* _What this task involves_: Note each line of the listing that contains the string "Loss", and copy it.

- - - - - - -

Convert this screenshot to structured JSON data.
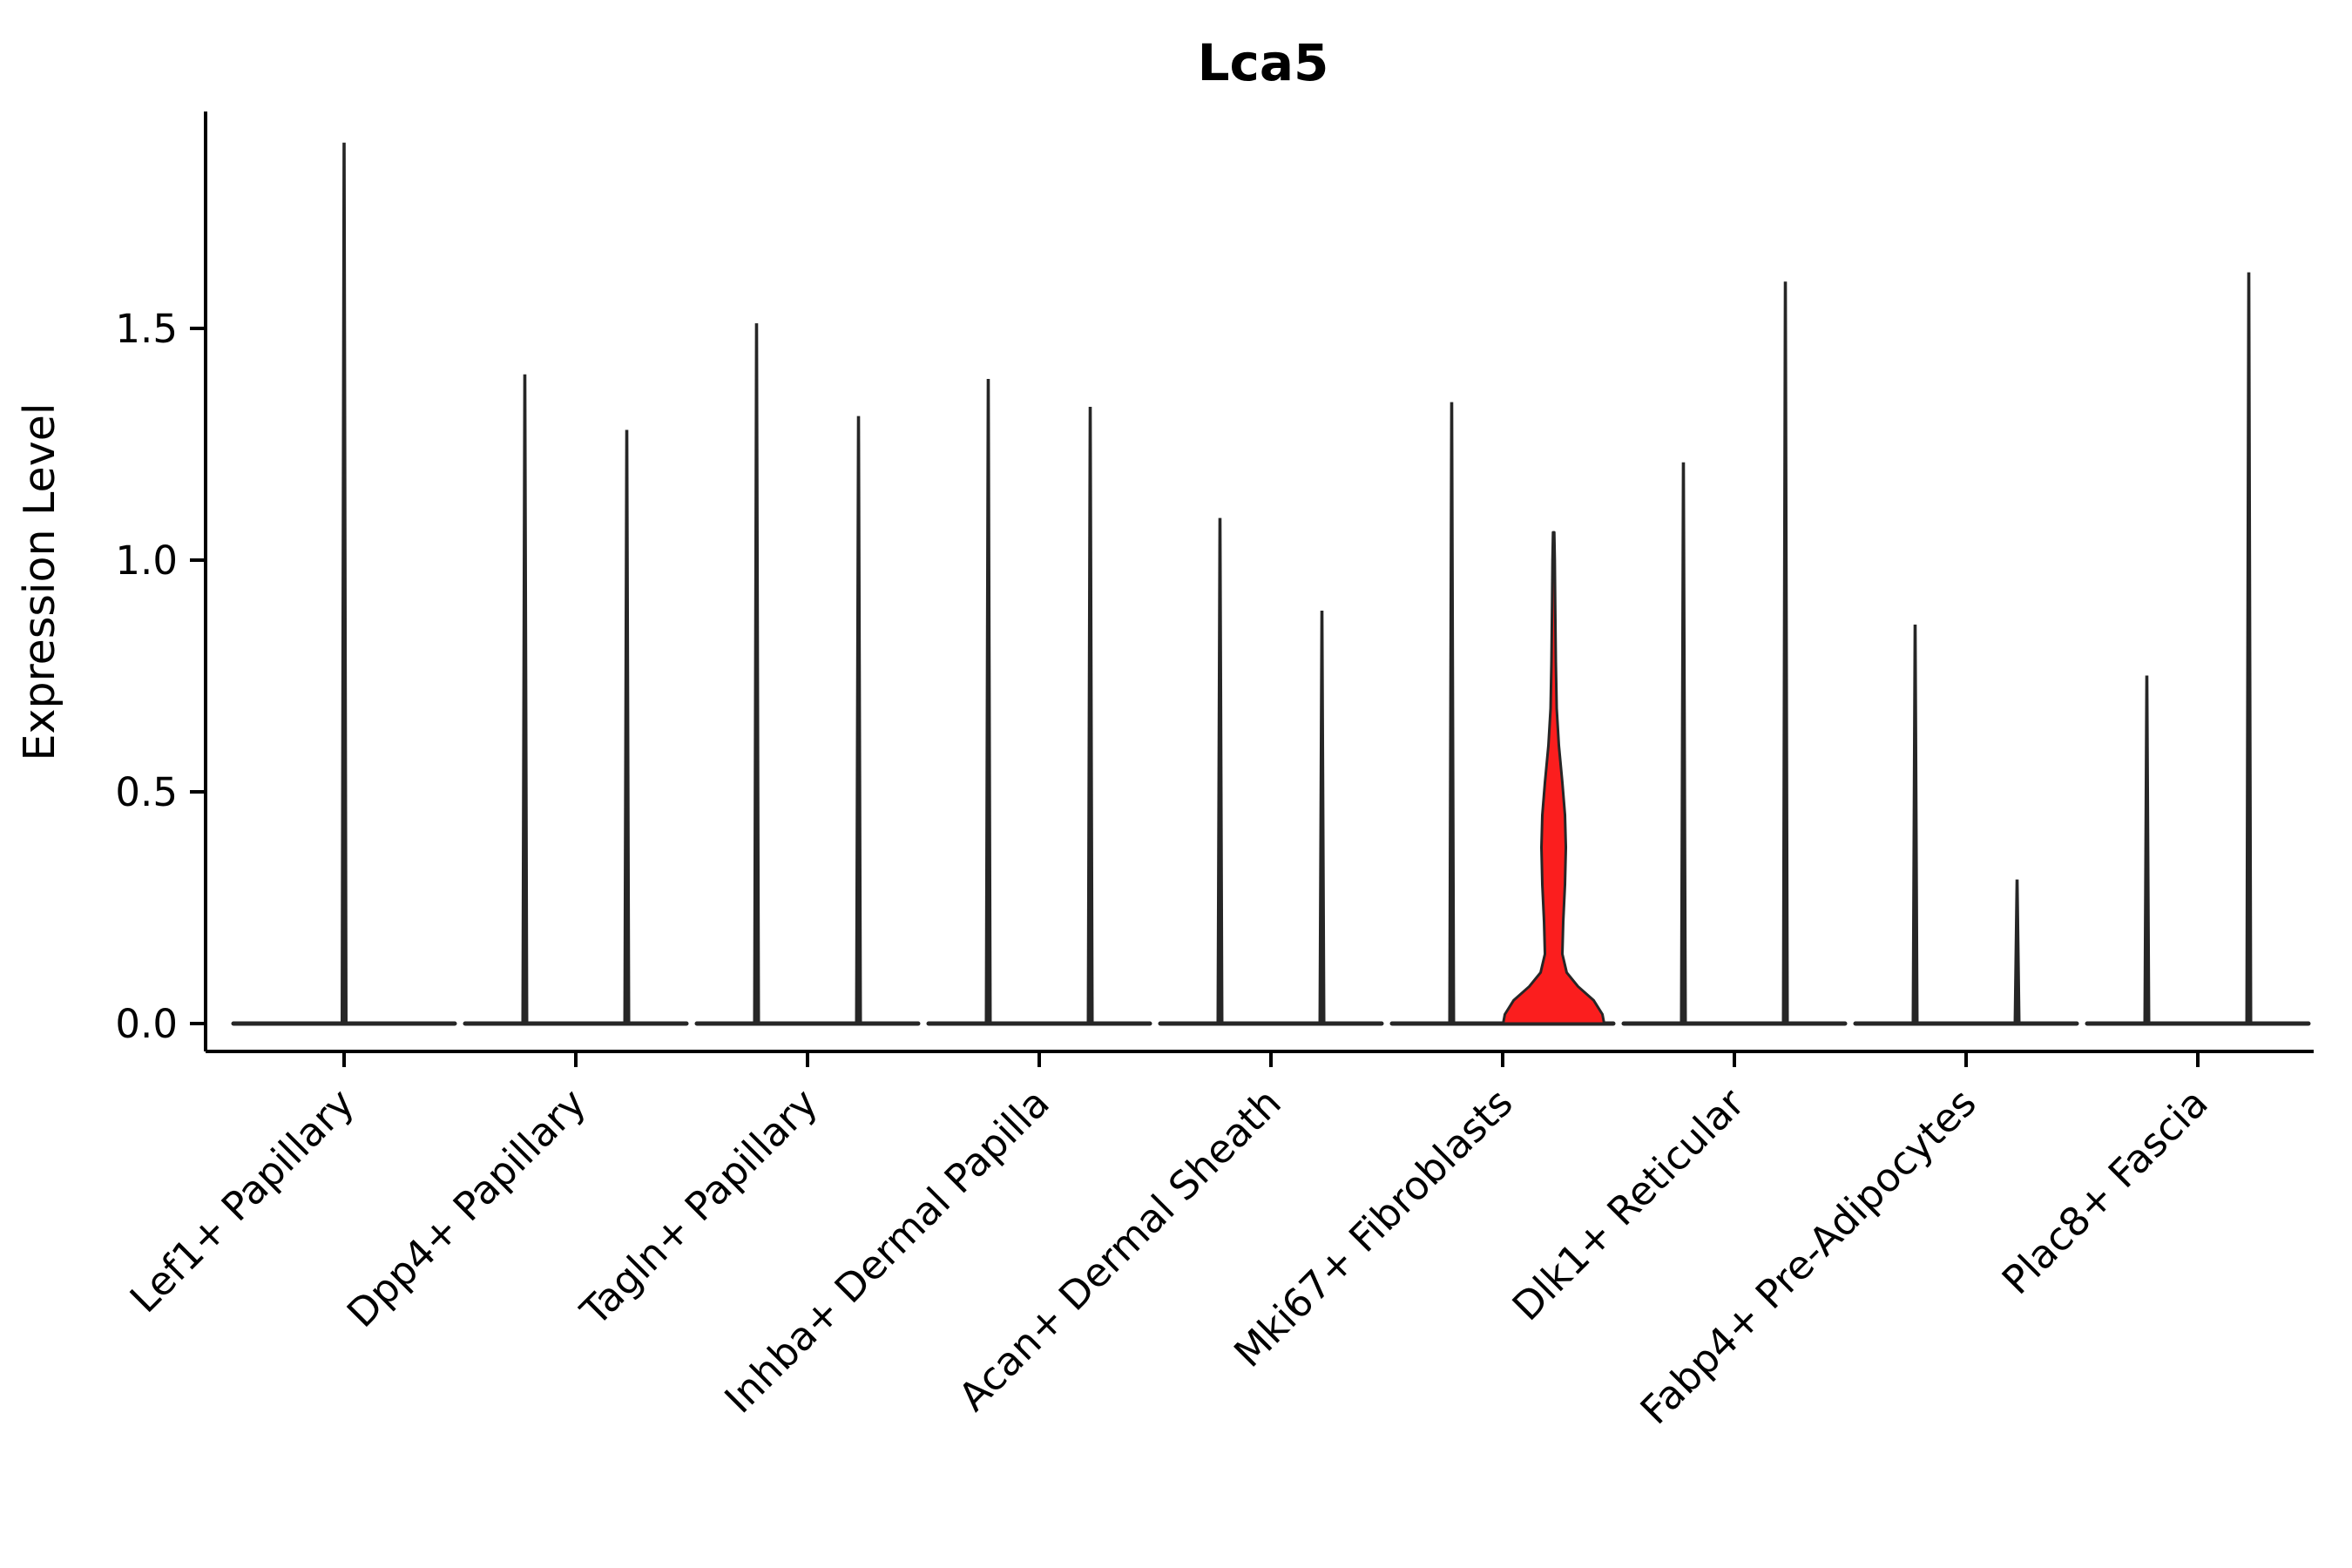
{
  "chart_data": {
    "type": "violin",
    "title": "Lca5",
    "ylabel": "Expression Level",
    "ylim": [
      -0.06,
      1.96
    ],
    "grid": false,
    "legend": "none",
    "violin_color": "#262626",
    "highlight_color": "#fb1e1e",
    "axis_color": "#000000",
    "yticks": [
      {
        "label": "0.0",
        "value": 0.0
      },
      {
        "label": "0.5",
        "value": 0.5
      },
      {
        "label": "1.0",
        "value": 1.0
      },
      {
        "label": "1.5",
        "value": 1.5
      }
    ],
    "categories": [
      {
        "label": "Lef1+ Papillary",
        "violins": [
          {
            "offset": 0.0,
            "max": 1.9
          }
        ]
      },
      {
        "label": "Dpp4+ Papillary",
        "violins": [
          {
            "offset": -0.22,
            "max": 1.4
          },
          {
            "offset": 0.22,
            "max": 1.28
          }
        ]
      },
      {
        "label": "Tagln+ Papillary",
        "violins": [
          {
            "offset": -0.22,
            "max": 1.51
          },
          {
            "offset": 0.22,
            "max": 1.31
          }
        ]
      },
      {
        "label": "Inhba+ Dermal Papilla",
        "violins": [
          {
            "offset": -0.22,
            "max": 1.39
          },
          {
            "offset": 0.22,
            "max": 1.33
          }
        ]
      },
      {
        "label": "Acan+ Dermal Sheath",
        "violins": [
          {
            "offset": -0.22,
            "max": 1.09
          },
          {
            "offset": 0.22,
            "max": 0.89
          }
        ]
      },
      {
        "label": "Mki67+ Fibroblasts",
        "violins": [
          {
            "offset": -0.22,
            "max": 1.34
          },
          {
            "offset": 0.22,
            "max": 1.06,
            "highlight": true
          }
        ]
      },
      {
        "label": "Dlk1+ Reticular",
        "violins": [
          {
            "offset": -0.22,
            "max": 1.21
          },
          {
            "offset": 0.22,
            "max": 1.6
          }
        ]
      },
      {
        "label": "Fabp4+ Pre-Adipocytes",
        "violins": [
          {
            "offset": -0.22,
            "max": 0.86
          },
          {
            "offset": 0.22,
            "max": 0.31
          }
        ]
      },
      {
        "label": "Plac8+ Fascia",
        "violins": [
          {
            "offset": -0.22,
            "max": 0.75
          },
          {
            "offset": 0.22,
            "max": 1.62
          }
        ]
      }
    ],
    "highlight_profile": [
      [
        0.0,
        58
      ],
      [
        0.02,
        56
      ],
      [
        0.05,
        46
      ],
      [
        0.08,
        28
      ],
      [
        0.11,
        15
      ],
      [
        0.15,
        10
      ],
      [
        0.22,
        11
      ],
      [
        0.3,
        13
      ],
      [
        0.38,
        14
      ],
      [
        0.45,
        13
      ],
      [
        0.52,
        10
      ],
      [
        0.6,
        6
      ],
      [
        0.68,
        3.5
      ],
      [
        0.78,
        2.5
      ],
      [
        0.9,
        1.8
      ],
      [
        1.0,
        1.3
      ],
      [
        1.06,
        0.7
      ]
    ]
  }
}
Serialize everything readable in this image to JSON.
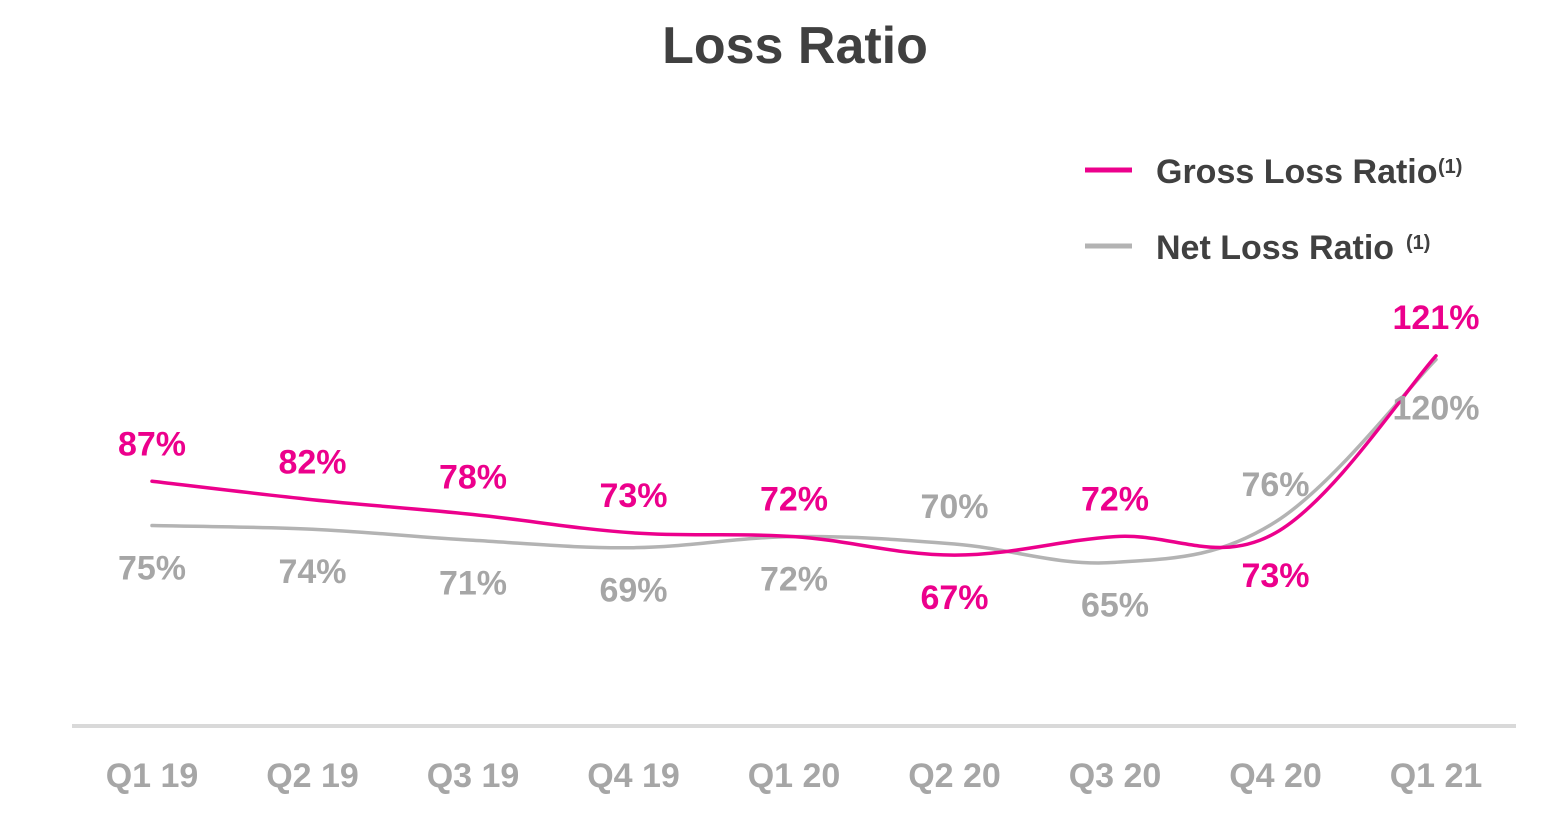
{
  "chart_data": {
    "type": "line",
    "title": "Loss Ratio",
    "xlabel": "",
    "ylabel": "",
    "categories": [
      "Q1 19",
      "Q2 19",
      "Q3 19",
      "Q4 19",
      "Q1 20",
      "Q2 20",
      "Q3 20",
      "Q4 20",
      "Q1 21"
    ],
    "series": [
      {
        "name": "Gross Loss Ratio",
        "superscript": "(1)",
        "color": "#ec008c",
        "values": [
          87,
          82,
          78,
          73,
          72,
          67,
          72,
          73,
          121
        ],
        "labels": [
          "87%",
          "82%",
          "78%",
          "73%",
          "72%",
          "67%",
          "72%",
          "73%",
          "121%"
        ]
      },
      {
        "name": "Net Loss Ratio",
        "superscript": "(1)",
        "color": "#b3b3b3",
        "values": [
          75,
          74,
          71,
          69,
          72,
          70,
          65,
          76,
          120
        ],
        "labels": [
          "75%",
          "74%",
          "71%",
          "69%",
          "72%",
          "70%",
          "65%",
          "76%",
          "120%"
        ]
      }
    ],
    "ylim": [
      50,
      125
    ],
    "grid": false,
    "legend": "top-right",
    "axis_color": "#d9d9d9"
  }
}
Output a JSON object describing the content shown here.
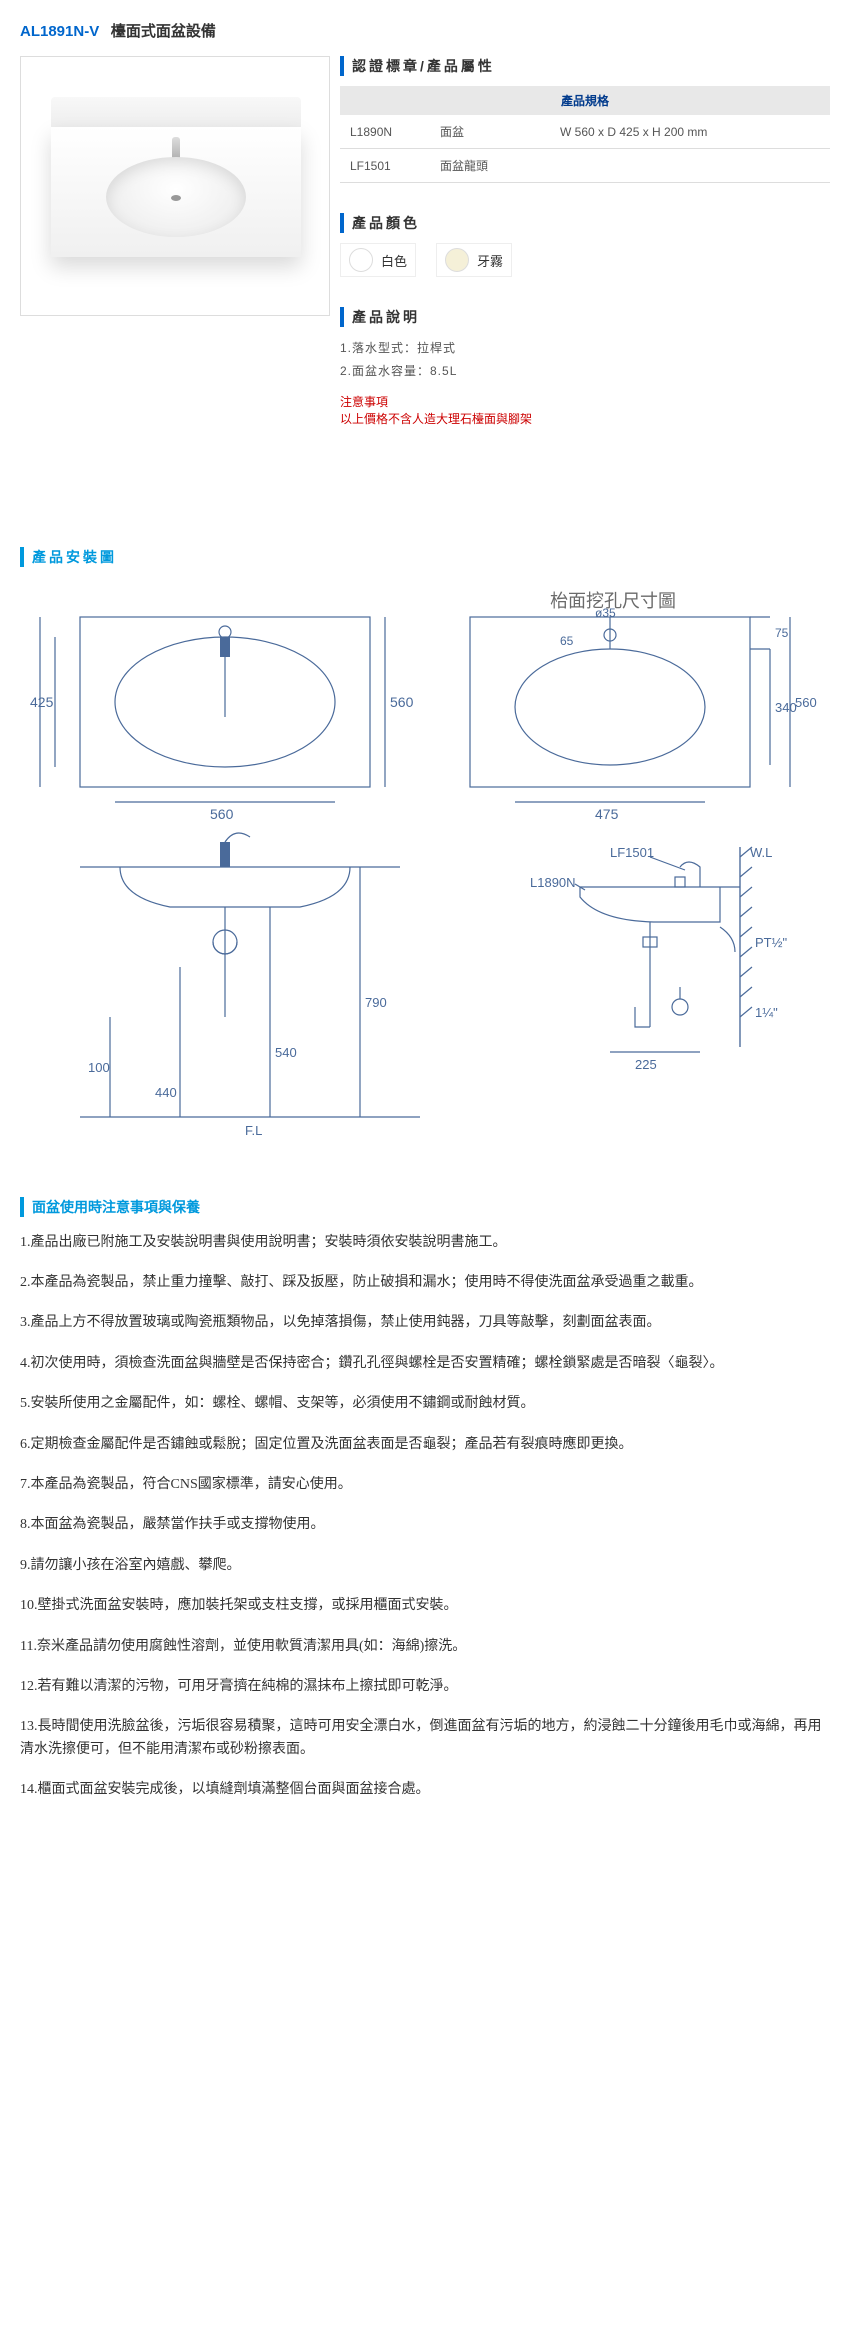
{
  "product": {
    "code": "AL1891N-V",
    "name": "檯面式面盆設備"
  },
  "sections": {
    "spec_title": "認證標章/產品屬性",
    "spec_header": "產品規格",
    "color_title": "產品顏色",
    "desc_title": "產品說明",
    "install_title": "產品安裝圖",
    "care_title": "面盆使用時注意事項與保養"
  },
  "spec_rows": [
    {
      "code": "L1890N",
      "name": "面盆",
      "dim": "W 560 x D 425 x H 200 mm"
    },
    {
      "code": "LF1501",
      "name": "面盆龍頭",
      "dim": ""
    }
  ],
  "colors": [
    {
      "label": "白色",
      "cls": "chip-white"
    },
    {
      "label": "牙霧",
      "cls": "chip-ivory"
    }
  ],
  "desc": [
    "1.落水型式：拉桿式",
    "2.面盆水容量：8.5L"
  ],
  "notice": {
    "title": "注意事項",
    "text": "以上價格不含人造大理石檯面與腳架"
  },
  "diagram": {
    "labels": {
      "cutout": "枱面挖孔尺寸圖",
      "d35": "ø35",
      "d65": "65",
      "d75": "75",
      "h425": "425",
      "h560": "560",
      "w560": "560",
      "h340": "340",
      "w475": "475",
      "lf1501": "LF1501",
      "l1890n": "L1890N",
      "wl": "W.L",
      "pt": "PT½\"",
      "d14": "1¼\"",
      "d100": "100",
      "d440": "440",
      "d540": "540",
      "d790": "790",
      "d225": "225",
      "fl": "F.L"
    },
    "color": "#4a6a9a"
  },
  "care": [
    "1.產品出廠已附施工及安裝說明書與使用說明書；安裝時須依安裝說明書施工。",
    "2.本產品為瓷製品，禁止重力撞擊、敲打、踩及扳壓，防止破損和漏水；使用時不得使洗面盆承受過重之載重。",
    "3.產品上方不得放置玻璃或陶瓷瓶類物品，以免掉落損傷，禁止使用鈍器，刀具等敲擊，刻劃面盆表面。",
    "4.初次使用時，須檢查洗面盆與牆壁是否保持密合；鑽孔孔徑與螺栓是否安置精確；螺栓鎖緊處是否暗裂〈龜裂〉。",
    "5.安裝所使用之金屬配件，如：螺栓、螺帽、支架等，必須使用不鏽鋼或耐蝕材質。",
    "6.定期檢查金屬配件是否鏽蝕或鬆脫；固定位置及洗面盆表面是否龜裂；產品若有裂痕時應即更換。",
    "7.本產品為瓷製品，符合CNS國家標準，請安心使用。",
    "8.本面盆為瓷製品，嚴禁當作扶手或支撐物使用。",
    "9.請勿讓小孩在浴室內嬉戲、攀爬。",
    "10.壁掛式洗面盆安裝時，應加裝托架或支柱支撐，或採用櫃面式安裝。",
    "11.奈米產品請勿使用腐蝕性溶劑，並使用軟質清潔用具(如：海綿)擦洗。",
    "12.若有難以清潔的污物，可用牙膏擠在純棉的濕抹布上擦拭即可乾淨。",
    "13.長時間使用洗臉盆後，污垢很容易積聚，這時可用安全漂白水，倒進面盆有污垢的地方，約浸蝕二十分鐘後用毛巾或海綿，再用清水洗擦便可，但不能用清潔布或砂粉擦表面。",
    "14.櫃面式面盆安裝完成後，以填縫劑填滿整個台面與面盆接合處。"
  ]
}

- - - - - - -

* _Answer to this exercise_:
    "title": "Loss Ratio",
        "name": "Gross Loss Ratio",
        "name": "Net Loss Ratio",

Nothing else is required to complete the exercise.